* Start *

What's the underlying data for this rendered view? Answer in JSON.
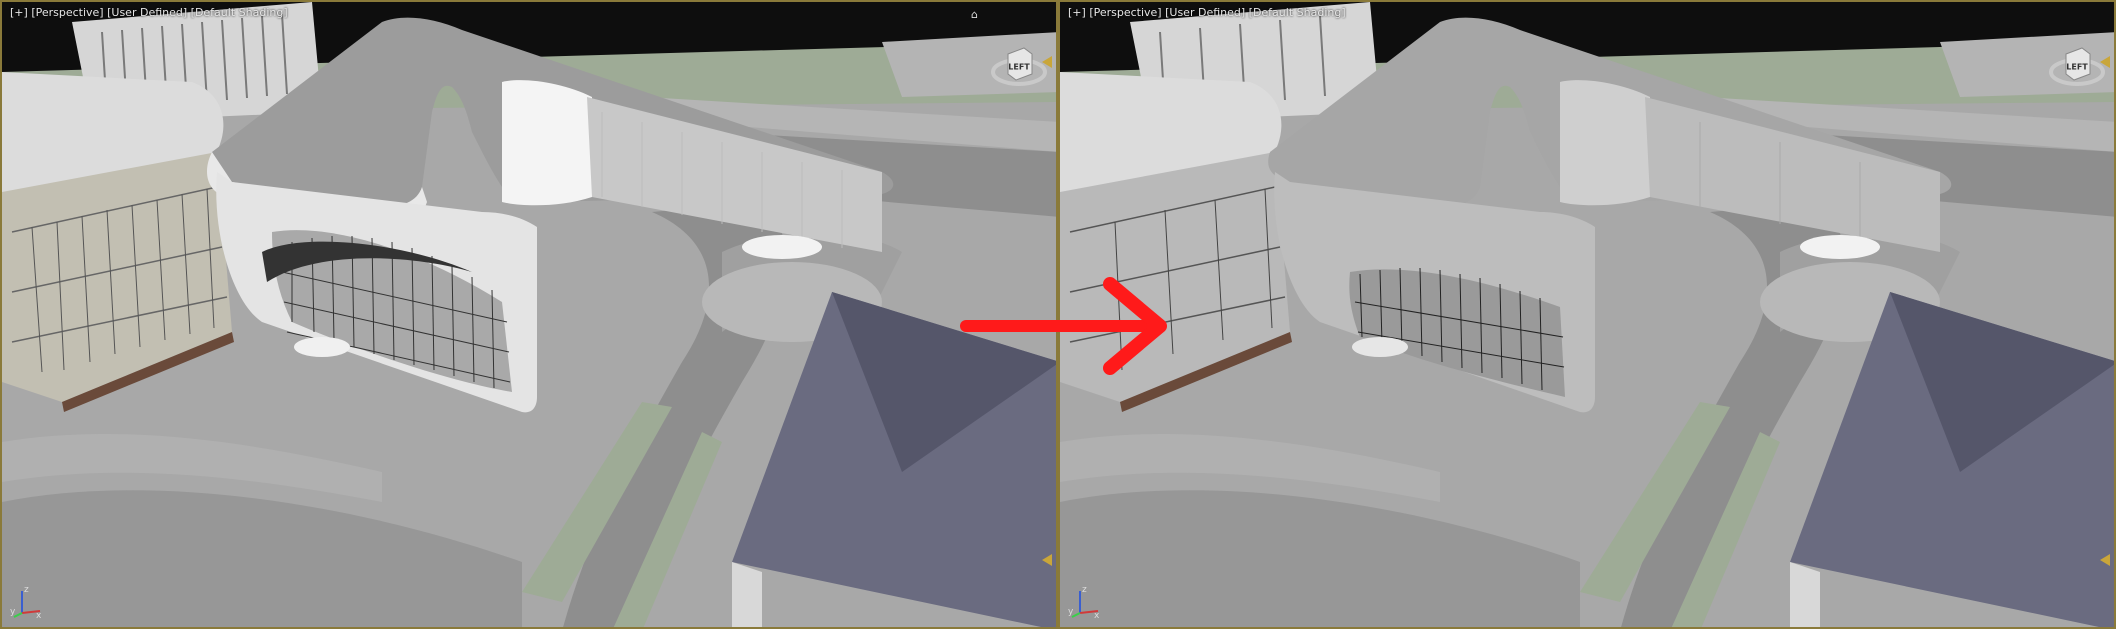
{
  "viewports": [
    {
      "id": "left",
      "label_parts": [
        "[+]",
        "[Perspective]",
        "[User Defined]",
        "[Default Shading]"
      ],
      "viewcube_label": "LEFT",
      "axis_labels": [
        "y",
        "z",
        "x"
      ]
    },
    {
      "id": "right",
      "label_parts": [
        "[+]",
        "[Perspective]",
        "[User Defined]",
        "[Default Shading]"
      ],
      "viewcube_label": "LEFT",
      "axis_labels": [
        "y",
        "z",
        "x"
      ]
    }
  ],
  "icons": {
    "home": "home-icon",
    "viewcube": "viewcube-icon",
    "axis_tripod": "axis-tripod-icon",
    "nav_triangle": "nav-triangle-icon",
    "arrow": "red-arrow-icon"
  },
  "colors": {
    "border": "#8a7a3a",
    "arrow": "#ff1a1a",
    "ground": "#a8a8a8",
    "road": "#8e8e8e",
    "grass": "#9eab96",
    "roof_blue": "#5f6275",
    "building": "#cfcfcf",
    "sky": "#0e0e0e"
  }
}
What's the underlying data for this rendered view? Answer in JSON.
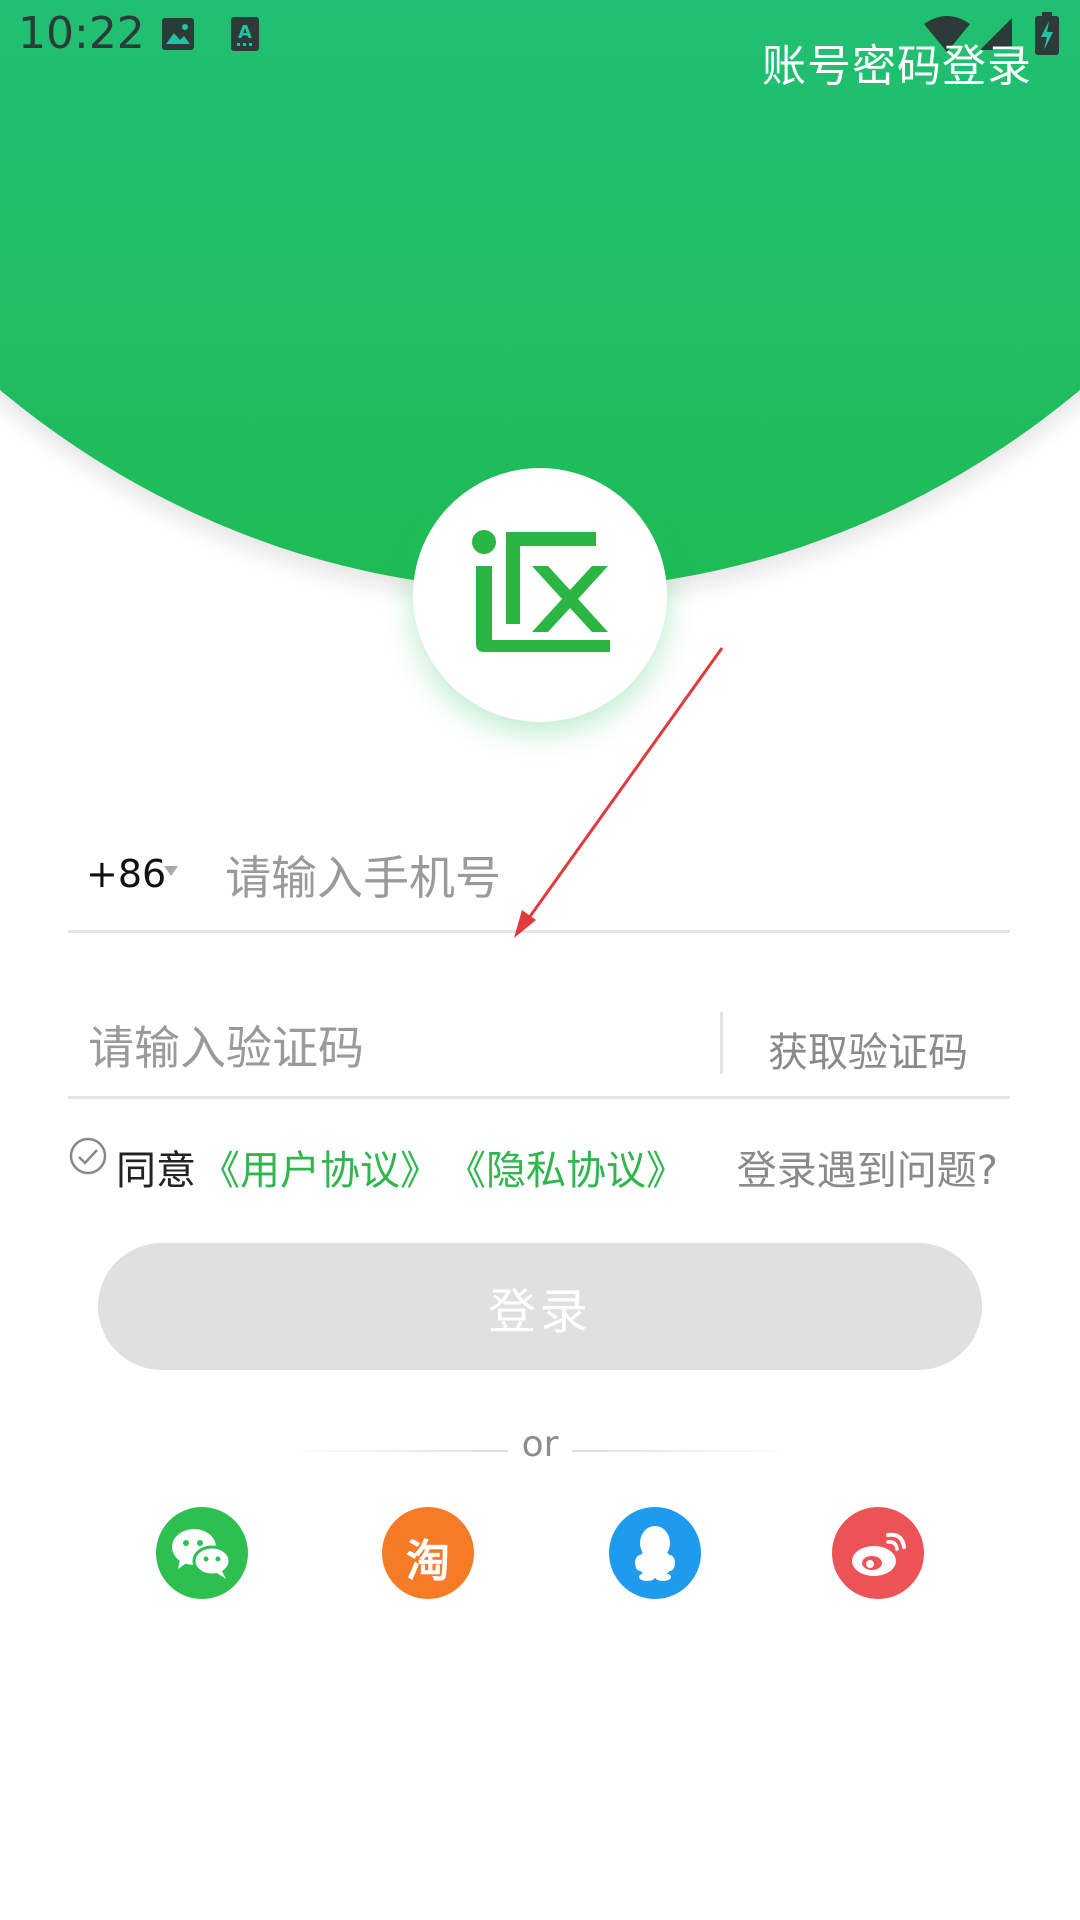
{
  "status_bar": {
    "time": "10:22"
  },
  "header": {
    "account_password_login": "账号密码登录"
  },
  "logo": {
    "icon": "fan-logo-icon"
  },
  "form": {
    "country_code": "+86",
    "phone_placeholder": "请输入手机号",
    "phone_value": "",
    "code_placeholder": "请输入验证码",
    "code_value": "",
    "get_code_label": "获取验证码"
  },
  "agreement": {
    "agree_label": "同意",
    "user_agreement": "《用户协议》",
    "privacy_agreement": "《隐私协议》",
    "help_link": "登录遇到问题?"
  },
  "login_button": "登录",
  "divider_text": "or",
  "social_logins": [
    {
      "icon": "wechat-icon",
      "color": "#2dbf50"
    },
    {
      "icon": "taobao-icon",
      "label": "淘",
      "color": "#f47c26"
    },
    {
      "icon": "qq-icon",
      "color": "#1e9bed"
    },
    {
      "icon": "weibo-icon",
      "color": "#eb5356"
    }
  ],
  "colors": {
    "header_top": "#22c3a0",
    "header_bottom": "#1fbb55",
    "accent_green": "#2fb64e",
    "disabled_button": "#e0e0e0",
    "annotation_arrow": "#e03a3a"
  }
}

* End *

• _What is required_
Write the full listing out again with every line unchanged, but include no pictures.

• _Answer_
What's the underlying data for this rendered view? Answer in JSON.
{
  "viewports": [
    {
      "id": "left",
      "label_parts": [
        "[+]",
        "[Perspective]",
        "[User Defined]",
        "[Default Shading]"
      ],
      "viewcube_label": "LEFT",
      "axis_labels": [
        "y",
        "z",
        "x"
      ]
    },
    {
      "id": "right",
      "label_parts": [
        "[+]",
        "[Perspective]",
        "[User Defined]",
        "[Default Shading]"
      ],
      "viewcube_label": "LEFT",
      "axis_labels": [
        "y",
        "z",
        "x"
      ]
    }
  ],
  "icons": {
    "home": "home-icon",
    "viewcube": "viewcube-icon",
    "axis_tripod": "axis-tripod-icon",
    "nav_triangle": "nav-triangle-icon",
    "arrow": "red-arrow-icon"
  },
  "colors": {
    "border": "#8a7a3a",
    "arrow": "#ff1a1a",
    "ground": "#a8a8a8",
    "road": "#8e8e8e",
    "grass": "#9eab96",
    "roof_blue": "#5f6275",
    "building": "#cfcfcf",
    "sky": "#0e0e0e"
  }
}
What's the underlying data for this rendered view? Answer in JSON.
{
  "status_bar": {
    "time": "10:22"
  },
  "header": {
    "account_password_login": "账号密码登录"
  },
  "logo": {
    "icon": "fan-logo-icon"
  },
  "form": {
    "country_code": "+86",
    "phone_placeholder": "请输入手机号",
    "phone_value": "",
    "code_placeholder": "请输入验证码",
    "code_value": "",
    "get_code_label": "获取验证码"
  },
  "agreement": {
    "agree_label": "同意",
    "user_agreement": "《用户协议》",
    "privacy_agreement": "《隐私协议》",
    "help_link": "登录遇到问题?"
  },
  "login_button": "登录",
  "divider_text": "or",
  "social_logins": [
    {
      "icon": "wechat-icon",
      "color": "#2dbf50"
    },
    {
      "icon": "taobao-icon",
      "label": "淘",
      "color": "#f47c26"
    },
    {
      "icon": "qq-icon",
      "color": "#1e9bed"
    },
    {
      "icon": "weibo-icon",
      "color": "#eb5356"
    }
  ],
  "colors": {
    "header_top": "#22c3a0",
    "header_bottom": "#1fbb55",
    "accent_green": "#2fb64e",
    "disabled_button": "#e0e0e0",
    "annotation_arrow": "#e03a3a"
  }
}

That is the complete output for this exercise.